Transcribe the lines in the records below without any changes, beginning at the line that contains "Decompose this screenshot" and stopping after the line that contains "- y-tick-label: 0.0: [134, 757, 152, 768]".
★ ★ ★ ★
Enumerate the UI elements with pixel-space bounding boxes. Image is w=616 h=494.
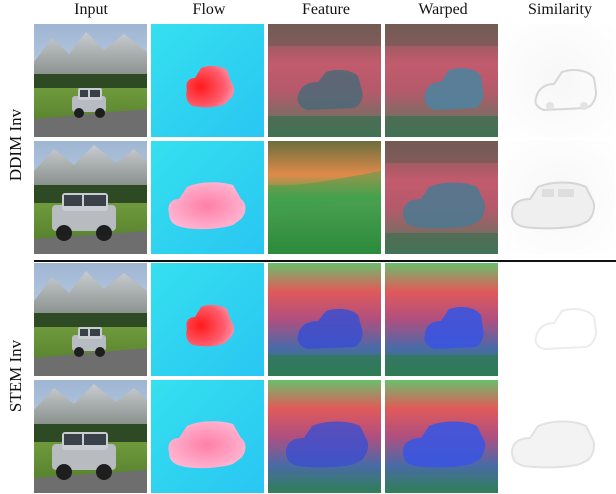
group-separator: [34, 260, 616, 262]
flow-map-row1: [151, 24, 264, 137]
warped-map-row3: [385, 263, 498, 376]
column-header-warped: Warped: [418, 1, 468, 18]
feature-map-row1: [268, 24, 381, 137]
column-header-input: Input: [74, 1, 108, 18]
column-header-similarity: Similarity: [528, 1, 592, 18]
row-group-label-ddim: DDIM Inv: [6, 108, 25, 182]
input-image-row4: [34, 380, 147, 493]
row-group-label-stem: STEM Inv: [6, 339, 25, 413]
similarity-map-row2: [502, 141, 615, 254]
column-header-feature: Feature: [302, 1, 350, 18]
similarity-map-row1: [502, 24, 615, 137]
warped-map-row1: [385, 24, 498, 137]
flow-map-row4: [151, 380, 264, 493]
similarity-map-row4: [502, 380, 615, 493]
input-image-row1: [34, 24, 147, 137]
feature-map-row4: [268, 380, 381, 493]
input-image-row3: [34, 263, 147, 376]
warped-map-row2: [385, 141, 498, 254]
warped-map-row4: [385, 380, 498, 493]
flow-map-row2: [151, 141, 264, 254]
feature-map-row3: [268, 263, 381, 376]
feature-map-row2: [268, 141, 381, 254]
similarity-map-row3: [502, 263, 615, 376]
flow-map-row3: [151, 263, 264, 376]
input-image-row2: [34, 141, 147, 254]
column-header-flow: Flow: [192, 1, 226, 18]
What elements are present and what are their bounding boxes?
★ ★ ★ ★
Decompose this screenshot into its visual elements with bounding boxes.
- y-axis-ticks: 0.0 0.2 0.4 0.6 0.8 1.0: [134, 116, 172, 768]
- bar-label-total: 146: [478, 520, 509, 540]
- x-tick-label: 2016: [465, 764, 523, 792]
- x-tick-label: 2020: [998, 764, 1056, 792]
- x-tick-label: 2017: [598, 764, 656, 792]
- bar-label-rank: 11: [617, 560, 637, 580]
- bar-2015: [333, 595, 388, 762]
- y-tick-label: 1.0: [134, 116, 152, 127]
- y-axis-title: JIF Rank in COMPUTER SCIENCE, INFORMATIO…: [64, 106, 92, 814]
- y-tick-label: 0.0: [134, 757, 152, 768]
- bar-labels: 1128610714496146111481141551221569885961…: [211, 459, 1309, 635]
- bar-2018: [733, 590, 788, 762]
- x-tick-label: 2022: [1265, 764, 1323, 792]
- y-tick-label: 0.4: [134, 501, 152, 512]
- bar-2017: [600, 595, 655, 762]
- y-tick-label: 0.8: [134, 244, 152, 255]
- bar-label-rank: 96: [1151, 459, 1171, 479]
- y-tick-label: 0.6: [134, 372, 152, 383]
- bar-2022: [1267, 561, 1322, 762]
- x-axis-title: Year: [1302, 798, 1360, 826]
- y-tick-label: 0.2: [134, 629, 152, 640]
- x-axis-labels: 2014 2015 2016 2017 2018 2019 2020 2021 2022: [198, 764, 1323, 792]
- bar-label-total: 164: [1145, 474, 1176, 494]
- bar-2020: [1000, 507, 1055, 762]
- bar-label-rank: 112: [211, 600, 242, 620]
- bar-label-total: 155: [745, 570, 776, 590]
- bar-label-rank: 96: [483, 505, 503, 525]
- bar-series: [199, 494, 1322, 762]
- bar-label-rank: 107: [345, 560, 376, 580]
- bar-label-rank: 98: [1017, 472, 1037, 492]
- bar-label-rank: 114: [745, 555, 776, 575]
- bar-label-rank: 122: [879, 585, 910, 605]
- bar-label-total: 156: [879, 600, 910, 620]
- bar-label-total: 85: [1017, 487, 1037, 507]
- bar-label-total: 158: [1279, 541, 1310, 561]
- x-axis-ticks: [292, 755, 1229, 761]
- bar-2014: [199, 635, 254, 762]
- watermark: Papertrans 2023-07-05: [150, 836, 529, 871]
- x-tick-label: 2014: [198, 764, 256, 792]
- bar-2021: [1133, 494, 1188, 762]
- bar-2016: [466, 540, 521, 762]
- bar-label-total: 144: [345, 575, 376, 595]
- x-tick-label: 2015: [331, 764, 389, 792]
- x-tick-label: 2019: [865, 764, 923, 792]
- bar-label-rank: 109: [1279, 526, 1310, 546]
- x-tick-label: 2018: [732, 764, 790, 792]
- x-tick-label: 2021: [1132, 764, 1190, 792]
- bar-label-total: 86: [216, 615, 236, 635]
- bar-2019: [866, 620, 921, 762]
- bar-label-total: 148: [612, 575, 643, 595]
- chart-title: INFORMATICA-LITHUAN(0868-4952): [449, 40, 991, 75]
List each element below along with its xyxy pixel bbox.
★ ★ ★ ★
▶ **Output**:
Decompose this screenshot into its visual elements with bounding boxes.
- y-axis-ticks: 0.0 0.2 0.4 0.6 0.8 1.0: [134, 116, 172, 768]
- bar-label-total: 146: [478, 520, 509, 540]
- x-tick-label: 2016: [465, 764, 523, 792]
- x-tick-label: 2020: [998, 764, 1056, 792]
- x-tick-label: 2017: [598, 764, 656, 792]
- bar-label-rank: 11: [617, 560, 637, 580]
- bar-2015: [333, 595, 388, 762]
- y-tick-label: 1.0: [134, 116, 152, 127]
- y-axis-title: JIF Rank in COMPUTER SCIENCE, INFORMATIO…: [64, 106, 92, 814]
- y-tick-label: 0.0: [134, 757, 152, 768]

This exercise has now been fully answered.